** Start Material provided **

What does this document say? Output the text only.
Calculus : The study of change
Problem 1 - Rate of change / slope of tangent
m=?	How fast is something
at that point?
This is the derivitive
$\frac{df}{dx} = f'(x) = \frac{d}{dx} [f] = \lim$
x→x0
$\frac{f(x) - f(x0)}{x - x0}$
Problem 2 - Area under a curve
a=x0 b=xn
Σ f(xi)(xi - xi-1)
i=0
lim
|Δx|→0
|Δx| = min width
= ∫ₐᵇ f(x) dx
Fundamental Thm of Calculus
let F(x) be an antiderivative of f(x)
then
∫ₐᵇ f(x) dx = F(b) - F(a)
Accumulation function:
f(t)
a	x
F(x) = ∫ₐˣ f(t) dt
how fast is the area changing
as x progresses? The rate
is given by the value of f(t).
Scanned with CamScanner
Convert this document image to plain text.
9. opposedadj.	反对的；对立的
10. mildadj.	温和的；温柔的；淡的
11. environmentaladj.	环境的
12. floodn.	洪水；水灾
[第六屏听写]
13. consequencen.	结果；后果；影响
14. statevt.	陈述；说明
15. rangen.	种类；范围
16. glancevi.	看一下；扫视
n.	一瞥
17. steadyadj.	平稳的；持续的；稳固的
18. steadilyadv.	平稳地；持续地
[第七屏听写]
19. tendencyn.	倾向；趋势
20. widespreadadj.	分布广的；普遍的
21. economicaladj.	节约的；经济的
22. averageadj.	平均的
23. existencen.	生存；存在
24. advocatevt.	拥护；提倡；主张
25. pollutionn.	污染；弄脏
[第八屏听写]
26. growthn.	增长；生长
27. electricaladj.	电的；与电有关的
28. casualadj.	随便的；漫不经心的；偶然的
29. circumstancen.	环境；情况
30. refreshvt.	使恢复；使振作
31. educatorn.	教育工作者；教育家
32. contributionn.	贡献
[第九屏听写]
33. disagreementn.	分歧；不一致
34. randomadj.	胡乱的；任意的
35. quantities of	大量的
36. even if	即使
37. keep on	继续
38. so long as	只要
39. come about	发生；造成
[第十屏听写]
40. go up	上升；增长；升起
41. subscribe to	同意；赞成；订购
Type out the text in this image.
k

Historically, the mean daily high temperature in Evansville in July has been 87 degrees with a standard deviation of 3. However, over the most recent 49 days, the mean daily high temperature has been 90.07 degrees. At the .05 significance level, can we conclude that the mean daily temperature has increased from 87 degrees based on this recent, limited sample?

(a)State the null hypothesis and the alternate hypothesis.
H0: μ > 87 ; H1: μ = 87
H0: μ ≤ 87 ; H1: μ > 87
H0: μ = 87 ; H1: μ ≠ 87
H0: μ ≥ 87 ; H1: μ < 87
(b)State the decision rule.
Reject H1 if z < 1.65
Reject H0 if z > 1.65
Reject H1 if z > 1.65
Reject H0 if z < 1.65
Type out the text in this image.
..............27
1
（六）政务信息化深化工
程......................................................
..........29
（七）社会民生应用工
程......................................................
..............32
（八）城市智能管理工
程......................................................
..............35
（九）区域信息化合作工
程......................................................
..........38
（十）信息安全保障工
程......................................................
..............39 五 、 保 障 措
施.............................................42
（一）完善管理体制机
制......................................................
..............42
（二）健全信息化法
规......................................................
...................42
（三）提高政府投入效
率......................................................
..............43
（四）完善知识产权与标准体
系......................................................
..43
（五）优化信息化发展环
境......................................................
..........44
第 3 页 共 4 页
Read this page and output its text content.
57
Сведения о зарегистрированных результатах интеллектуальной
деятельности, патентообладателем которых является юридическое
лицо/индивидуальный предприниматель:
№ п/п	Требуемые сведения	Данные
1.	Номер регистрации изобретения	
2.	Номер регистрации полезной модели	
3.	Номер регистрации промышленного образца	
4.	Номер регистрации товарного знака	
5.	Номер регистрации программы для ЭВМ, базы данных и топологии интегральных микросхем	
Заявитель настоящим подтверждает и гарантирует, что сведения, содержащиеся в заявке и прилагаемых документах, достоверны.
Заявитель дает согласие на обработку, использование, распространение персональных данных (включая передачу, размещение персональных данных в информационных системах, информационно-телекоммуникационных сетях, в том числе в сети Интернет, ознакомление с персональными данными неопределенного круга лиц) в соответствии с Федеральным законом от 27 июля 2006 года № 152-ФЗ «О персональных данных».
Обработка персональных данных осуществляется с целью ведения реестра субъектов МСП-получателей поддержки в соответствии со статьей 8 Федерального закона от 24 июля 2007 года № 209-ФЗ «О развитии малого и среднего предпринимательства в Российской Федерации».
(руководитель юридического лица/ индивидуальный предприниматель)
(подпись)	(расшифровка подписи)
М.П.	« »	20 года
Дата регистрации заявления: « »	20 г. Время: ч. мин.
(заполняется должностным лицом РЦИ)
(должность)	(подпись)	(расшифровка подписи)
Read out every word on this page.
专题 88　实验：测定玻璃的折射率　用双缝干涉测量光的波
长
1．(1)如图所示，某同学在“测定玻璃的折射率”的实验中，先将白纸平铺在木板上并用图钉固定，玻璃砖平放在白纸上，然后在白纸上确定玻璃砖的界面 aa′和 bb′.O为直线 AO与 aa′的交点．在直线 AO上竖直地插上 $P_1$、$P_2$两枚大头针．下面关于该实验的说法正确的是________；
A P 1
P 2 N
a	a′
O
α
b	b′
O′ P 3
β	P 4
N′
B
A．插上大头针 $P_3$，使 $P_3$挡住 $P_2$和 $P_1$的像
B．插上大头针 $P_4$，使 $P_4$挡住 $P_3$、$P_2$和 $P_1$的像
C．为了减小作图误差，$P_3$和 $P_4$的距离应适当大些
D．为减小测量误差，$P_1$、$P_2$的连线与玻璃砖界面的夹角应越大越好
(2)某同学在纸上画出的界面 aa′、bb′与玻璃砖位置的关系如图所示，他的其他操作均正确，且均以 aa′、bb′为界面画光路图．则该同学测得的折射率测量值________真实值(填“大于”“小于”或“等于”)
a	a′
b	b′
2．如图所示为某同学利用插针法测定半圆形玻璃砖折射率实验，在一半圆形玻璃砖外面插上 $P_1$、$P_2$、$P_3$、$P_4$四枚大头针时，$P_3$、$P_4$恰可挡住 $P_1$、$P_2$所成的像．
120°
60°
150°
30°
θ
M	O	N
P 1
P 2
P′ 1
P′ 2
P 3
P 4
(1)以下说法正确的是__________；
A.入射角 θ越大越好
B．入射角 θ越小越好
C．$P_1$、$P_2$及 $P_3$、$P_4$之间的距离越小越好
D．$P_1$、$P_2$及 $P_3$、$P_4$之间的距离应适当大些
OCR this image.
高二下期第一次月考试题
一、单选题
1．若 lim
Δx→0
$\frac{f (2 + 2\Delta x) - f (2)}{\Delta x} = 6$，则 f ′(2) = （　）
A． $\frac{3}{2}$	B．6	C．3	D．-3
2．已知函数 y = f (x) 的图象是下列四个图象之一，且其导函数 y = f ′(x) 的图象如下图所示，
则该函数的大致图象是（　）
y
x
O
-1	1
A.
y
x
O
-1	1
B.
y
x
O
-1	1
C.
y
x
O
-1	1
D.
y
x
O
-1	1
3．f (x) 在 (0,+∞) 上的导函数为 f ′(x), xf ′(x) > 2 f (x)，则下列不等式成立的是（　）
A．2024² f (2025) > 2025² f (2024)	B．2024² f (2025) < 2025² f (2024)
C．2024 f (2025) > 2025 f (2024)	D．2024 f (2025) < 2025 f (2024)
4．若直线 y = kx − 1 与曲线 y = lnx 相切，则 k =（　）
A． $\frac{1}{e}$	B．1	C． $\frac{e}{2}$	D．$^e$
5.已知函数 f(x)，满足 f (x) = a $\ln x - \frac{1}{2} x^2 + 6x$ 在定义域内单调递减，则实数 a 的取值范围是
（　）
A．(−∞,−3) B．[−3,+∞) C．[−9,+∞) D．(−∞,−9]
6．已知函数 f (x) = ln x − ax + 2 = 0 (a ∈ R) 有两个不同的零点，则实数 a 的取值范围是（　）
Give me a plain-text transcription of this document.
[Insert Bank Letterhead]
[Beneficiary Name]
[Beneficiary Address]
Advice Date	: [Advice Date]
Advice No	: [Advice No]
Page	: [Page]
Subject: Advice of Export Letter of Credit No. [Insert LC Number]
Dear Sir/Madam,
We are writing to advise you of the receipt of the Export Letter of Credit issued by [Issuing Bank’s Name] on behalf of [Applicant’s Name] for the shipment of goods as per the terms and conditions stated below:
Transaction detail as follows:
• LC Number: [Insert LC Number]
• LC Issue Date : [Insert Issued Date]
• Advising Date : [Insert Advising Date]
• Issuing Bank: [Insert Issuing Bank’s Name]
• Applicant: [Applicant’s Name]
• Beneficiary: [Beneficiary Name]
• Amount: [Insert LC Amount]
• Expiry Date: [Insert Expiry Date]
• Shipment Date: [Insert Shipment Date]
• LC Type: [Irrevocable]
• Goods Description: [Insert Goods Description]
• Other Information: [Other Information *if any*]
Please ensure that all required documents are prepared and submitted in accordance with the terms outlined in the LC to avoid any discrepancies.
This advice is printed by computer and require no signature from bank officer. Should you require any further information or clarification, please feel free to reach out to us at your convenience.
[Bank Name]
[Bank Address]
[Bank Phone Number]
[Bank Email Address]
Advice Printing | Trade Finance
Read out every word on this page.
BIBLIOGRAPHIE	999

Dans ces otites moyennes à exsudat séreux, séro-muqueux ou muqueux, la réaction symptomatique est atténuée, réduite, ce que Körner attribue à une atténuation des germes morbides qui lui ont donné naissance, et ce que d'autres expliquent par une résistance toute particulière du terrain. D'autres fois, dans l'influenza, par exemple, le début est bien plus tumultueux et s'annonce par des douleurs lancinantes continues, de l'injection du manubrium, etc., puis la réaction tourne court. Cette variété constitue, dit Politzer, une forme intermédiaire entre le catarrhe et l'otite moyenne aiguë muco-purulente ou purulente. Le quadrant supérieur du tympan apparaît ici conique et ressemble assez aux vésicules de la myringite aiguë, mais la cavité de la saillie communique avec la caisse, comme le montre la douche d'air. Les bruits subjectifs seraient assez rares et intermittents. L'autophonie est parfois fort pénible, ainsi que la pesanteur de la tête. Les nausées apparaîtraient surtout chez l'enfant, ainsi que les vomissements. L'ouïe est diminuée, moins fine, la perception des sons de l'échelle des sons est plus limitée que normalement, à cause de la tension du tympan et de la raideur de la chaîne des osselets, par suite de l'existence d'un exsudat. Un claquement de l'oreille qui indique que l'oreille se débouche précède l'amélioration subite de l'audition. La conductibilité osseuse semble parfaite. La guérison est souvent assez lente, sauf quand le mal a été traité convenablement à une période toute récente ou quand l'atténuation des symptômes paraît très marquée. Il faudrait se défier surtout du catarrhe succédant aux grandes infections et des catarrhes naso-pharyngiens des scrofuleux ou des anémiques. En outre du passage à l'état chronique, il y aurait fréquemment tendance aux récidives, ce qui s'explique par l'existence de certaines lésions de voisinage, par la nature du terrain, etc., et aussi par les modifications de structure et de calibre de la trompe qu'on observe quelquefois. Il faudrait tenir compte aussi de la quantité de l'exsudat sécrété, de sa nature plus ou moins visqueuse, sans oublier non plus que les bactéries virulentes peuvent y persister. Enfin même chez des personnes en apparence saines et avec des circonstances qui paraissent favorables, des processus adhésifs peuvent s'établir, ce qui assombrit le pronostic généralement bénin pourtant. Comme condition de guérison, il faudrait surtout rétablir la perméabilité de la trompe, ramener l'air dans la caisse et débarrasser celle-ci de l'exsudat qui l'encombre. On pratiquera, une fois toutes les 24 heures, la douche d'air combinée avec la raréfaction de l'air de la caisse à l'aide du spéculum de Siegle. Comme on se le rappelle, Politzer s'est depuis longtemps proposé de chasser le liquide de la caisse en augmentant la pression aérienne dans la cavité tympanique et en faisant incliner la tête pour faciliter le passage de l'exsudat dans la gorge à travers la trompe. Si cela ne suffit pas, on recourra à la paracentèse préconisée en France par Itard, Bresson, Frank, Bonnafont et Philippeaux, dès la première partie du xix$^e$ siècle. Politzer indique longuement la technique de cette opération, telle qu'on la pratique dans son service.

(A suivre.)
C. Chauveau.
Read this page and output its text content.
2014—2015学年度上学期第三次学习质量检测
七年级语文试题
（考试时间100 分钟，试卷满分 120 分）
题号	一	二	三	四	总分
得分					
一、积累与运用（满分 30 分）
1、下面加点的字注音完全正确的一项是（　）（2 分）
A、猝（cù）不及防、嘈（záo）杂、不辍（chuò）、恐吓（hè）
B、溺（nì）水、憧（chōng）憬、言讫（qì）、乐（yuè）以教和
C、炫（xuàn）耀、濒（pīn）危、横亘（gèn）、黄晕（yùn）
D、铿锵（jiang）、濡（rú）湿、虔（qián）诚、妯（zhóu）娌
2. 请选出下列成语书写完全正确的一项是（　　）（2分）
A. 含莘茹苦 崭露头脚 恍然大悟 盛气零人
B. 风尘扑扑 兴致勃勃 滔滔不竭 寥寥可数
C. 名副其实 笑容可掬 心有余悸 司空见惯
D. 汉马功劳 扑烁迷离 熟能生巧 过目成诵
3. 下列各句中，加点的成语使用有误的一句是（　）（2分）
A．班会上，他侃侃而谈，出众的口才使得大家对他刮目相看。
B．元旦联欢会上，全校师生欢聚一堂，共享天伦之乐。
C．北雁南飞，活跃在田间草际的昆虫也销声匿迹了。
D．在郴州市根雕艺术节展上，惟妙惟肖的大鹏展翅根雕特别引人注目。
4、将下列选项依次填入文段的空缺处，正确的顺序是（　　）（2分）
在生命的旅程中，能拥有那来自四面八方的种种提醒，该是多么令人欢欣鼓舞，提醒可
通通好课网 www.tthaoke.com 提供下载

** End Material provided **

Task requirements:
Identify lines with the string "text". Copy each one.

Task response:
What does this document say? Output the text only.
Convert this document image to plain text.
Type out the text in this image.
Type out the text in this image.
Read this page and output its text content.
Give me a plain-text transcription of this document.
Read this page and output its text content.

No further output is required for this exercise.